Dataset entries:
::::::

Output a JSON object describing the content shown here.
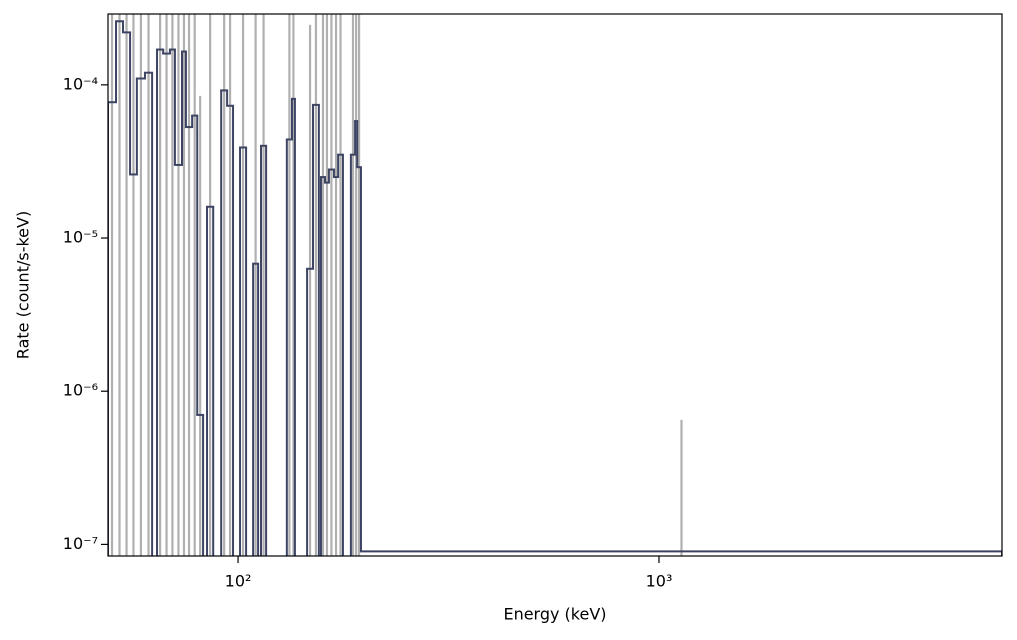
{
  "chart_data": {
    "type": "step",
    "xlabel": "Energy (keV)",
    "ylabel": "Rate (count/s-keV)",
    "xscale": "log",
    "yscale": "log",
    "xlim": [
      49.1,
      6530
    ],
    "ylim": [
      8.4e-08,
      0.00029
    ],
    "xticks": [
      {
        "value": 100,
        "label": "10²"
      },
      {
        "value": 1000,
        "label": "10³"
      }
    ],
    "yticks": [
      {
        "value": 1e-07,
        "label": "10⁻⁷"
      },
      {
        "value": 1e-06,
        "label": "10⁻⁶"
      },
      {
        "value": 1e-05,
        "label": "10⁻⁵"
      },
      {
        "value": 0.0001,
        "label": "10⁻⁴"
      }
    ],
    "series": [
      {
        "color": "#3d4463",
        "error_color": "#b0b0b0",
        "bins": [
          49.1,
          51.3,
          53.3,
          55.4,
          57.5,
          60.1,
          62.5,
          64.2,
          66.4,
          68.9,
          70.8,
          73.6,
          75.2,
          77.8,
          80.0,
          82.6,
          84.4,
          87.3,
          91.2,
          94.2,
          97.3,
          101.1,
          104.5,
          108.6,
          111.6,
          113.4,
          116.6,
          130.6,
          134.3,
          136.5,
          145.9,
          150.7,
          155.6,
          157.4,
          160.9,
          164.4,
          169.0,
          172.9,
          177.5,
          185.4,
          189.7,
          191.9,
          195.9,
          6530
        ],
        "values": [
          7.7e-05,
          0.00026,
          0.00022,
          2.6e-05,
          0.00011,
          0.00012,
          null,
          0.00017,
          0.00016,
          0.00017,
          3e-05,
          0.000165,
          5.3e-05,
          6.3e-05,
          7e-07,
          null,
          1.6e-05,
          null,
          9.2e-05,
          7.3e-05,
          null,
          3.9e-05,
          null,
          6.8e-06,
          null,
          4e-05,
          null,
          4.4e-05,
          8.1e-05,
          null,
          6.3e-06,
          7.4e-05,
          null,
          2.5e-05,
          2.3e-05,
          2.8e-05,
          2.5e-05,
          3.5e-05,
          null,
          3.5e-05,
          5.8e-05,
          2.9e-05,
          9e-08
        ],
        "errors": [
          0.0003,
          0.0003,
          0.0003,
          0.0003,
          0.0003,
          0.0003,
          null,
          0.0003,
          0.0003,
          0.0003,
          0.0003,
          0.0003,
          0.0003,
          0.0003,
          8.4e-05,
          null,
          0.0003,
          null,
          0.0003,
          0.0003,
          null,
          0.0003,
          null,
          0.0003,
          null,
          0.0003,
          null,
          0.0003,
          0.0003,
          null,
          0.00024,
          0.0003,
          null,
          0.0003,
          0.0003,
          0.0003,
          0.0003,
          0.0003,
          null,
          0.0003,
          0.0003,
          0.0003,
          5.6e-07
        ]
      }
    ]
  }
}
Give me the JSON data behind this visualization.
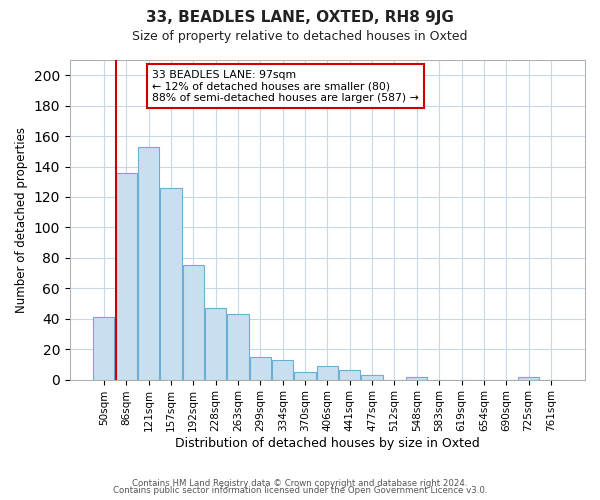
{
  "title": "33, BEADLES LANE, OXTED, RH8 9JG",
  "subtitle": "Size of property relative to detached houses in Oxted",
  "xlabel": "Distribution of detached houses by size in Oxted",
  "ylabel": "Number of detached properties",
  "bar_labels": [
    "50sqm",
    "86sqm",
    "121sqm",
    "157sqm",
    "192sqm",
    "228sqm",
    "263sqm",
    "299sqm",
    "334sqm",
    "370sqm",
    "406sqm",
    "441sqm",
    "477sqm",
    "512sqm",
    "548sqm",
    "583sqm",
    "619sqm",
    "654sqm",
    "690sqm",
    "725sqm",
    "761sqm"
  ],
  "bar_values": [
    41,
    136,
    153,
    126,
    75,
    47,
    43,
    15,
    13,
    5,
    9,
    6,
    3,
    0,
    2,
    0,
    0,
    0,
    0,
    2,
    0
  ],
  "bar_color": "#c8dff0",
  "bar_edge_color": "#6baed6",
  "vline_color": "#cc0000",
  "vline_x_index": 1,
  "ylim": [
    0,
    210
  ],
  "yticks": [
    0,
    20,
    40,
    60,
    80,
    100,
    120,
    140,
    160,
    180,
    200
  ],
  "annotation_title": "33 BEADLES LANE: 97sqm",
  "annotation_line1": "← 12% of detached houses are smaller (80)",
  "annotation_line2": "88% of semi-detached houses are larger (587) →",
  "footer_line1": "Contains HM Land Registry data © Crown copyright and database right 2024.",
  "footer_line2": "Contains public sector information licensed under the Open Government Licence v3.0.",
  "background_color": "#ffffff",
  "grid_color": "#c8d8e8"
}
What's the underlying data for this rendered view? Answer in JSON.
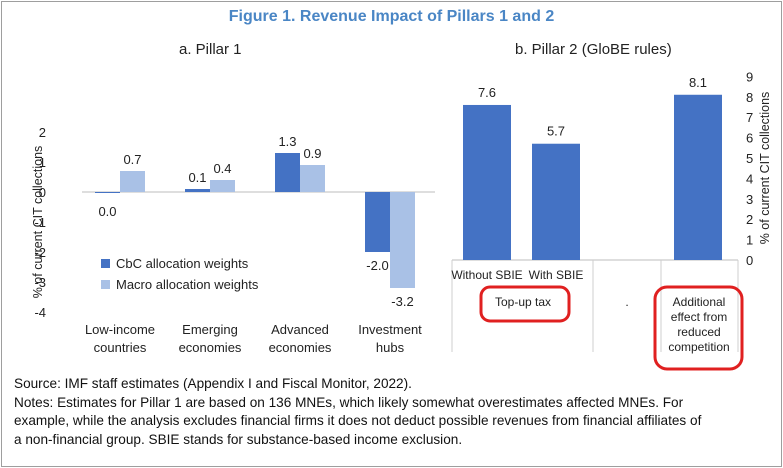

::::::

Exercise details =
Print the complete listing exactly as it stands, without its pictures.

Solution to this exercise =
Output a JSON object describing the content shown here.
{
  "chart_data": {
    "type": "step",
    "xlabel": "Energy (keV)",
    "ylabel": "Rate (count/s-keV)",
    "xscale": "log",
    "yscale": "log",
    "xlim": [
      49.1,
      6530
    ],
    "ylim": [
      8.4e-08,
      0.00029
    ],
    "xticks": [
      {
        "value": 100,
        "label": "10²"
      },
      {
        "value": 1000,
        "label": "10³"
      }
    ],
    "yticks": [
      {
        "value": 1e-07,
        "label": "10⁻⁷"
      },
      {
        "value": 1e-06,
        "label": "10⁻⁶"
      },
      {
        "value": 1e-05,
        "label": "10⁻⁵"
      },
      {
        "value": 0.0001,
        "label": "10⁻⁴"
      }
    ],
    "series": [
      {
        "color": "#3d4463",
        "error_color": "#b0b0b0",
        "bins": [
          49.1,
          51.3,
          53.3,
          55.4,
          57.5,
          60.1,
          62.5,
          64.2,
          66.4,
          68.9,
          70.8,
          73.6,
          75.2,
          77.8,
          80.0,
          82.6,
          84.4,
          87.3,
          91.2,
          94.2,
          97.3,
          101.1,
          104.5,
          108.6,
          111.6,
          113.4,
          116.6,
          130.6,
          134.3,
          136.5,
          145.9,
          150.7,
          155.6,
          157.4,
          160.9,
          164.4,
          169.0,
          172.9,
          177.5,
          185.4,
          189.7,
          191.9,
          195.9,
          6530
        ],
        "values": [
          7.7e-05,
          0.00026,
          0.00022,
          2.6e-05,
          0.00011,
          0.00012,
          null,
          0.00017,
          0.00016,
          0.00017,
          3e-05,
          0.000165,
          5.3e-05,
          6.3e-05,
          7e-07,
          null,
          1.6e-05,
          null,
          9.2e-05,
          7.3e-05,
          null,
          3.9e-05,
          null,
          6.8e-06,
          null,
          4e-05,
          null,
          4.4e-05,
          8.1e-05,
          null,
          6.3e-06,
          7.4e-05,
          null,
          2.5e-05,
          2.3e-05,
          2.8e-05,
          2.5e-05,
          3.5e-05,
          null,
          3.5e-05,
          5.8e-05,
          2.9e-05,
          9e-08
        ],
        "errors": [
          0.0003,
          0.0003,
          0.0003,
          0.0003,
          0.0003,
          0.0003,
          null,
          0.0003,
          0.0003,
          0.0003,
          0.0003,
          0.0003,
          0.0003,
          0.0003,
          8.4e-05,
          null,
          0.0003,
          null,
          0.0003,
          0.0003,
          null,
          0.0003,
          null,
          0.0003,
          null,
          0.0003,
          null,
          0.0003,
          0.0003,
          null,
          0.00024,
          0.0003,
          null,
          0.0003,
          0.0003,
          0.0003,
          0.0003,
          0.0003,
          null,
          0.0003,
          0.0003,
          0.0003,
          5.6e-07
        ]
      }
    ]
  }
}
Give me the JSON data behind this visualization.
{
  "title": "33, BEADLES LANE, OXTED, RH8 9JG",
  "subtitle": "Size of property relative to detached houses in Oxted",
  "xlabel": "Distribution of detached houses by size in Oxted",
  "ylabel": "Number of detached properties",
  "bar_labels": [
    "50sqm",
    "86sqm",
    "121sqm",
    "157sqm",
    "192sqm",
    "228sqm",
    "263sqm",
    "299sqm",
    "334sqm",
    "370sqm",
    "406sqm",
    "441sqm",
    "477sqm",
    "512sqm",
    "548sqm",
    "583sqm",
    "619sqm",
    "654sqm",
    "690sqm",
    "725sqm",
    "761sqm"
  ],
  "bar_values": [
    41,
    136,
    153,
    126,
    75,
    47,
    43,
    15,
    13,
    5,
    9,
    6,
    3,
    0,
    2,
    0,
    0,
    0,
    0,
    2,
    0
  ],
  "bar_color": "#c8dff0",
  "bar_edge_color": "#6baed6",
  "vline_color": "#cc0000",
  "vline_x_index": 1,
  "ylim": [
    0,
    210
  ],
  "yticks": [
    0,
    20,
    40,
    60,
    80,
    100,
    120,
    140,
    160,
    180,
    200
  ],
  "annotation_title": "33 BEADLES LANE: 97sqm",
  "annotation_line1": "← 12% of detached houses are smaller (80)",
  "annotation_line2": "88% of semi-detached houses are larger (587) →",
  "footer_line1": "Contains HM Land Registry data © Crown copyright and database right 2024.",
  "footer_line2": "Contains public sector information licensed under the Open Government Licence v3.0.",
  "background_color": "#ffffff",
  "grid_color": "#c8d8e8"
}
What's the underlying data for this rendered view? Answer in JSON.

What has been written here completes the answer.